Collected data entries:
_____
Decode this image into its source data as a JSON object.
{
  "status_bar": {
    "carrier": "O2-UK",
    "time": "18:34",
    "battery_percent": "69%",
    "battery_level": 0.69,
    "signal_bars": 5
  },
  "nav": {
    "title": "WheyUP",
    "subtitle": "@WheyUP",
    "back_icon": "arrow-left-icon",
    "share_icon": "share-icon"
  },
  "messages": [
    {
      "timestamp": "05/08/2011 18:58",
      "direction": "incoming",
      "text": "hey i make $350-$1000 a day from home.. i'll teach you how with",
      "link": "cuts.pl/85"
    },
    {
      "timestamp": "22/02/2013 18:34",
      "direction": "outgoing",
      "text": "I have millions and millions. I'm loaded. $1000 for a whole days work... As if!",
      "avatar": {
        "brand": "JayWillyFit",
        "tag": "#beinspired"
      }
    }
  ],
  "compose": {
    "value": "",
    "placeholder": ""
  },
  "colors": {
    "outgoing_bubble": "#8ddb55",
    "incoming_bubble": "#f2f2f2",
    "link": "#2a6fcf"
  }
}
_____
- _EXERCISE PROMPT_
Transcribe every entry word for word.

- _FINISHED EXERCISE_
Decode this image into its source data as a JSON object.
{
  "status_bar": {
    "carrier": "O2-UK",
    "time": "18:34",
    "battery_percent": "69%",
    "battery_level": 0.69,
    "signal_bars": 5
  },
  "nav": {
    "title": "WheyUP",
    "subtitle": "@WheyUP",
    "back_icon": "arrow-left-icon",
    "share_icon": "share-icon"
  },
  "messages": [
    {
      "timestamp": "05/08/2011 18:58",
      "direction": "incoming",
      "text": "hey i make $350-$1000 a day from home.. i'll teach you how with",
      "link": "cuts.pl/85"
    },
    {
      "timestamp": "22/02/2013 18:34",
      "direction": "outgoing",
      "text": "I have millions and millions. I'm loaded. $1000 for a whole days work... As if!",
      "avatar": {
        "brand": "JayWillyFit",
        "tag": "#beinspired"
      }
    }
  ],
  "compose": {
    "value": "",
    "placeholder": ""
  },
  "colors": {
    "outgoing_bubble": "#8ddb55",
    "incoming_bubble": "#f2f2f2",
    "link": "#2a6fcf"
  }
}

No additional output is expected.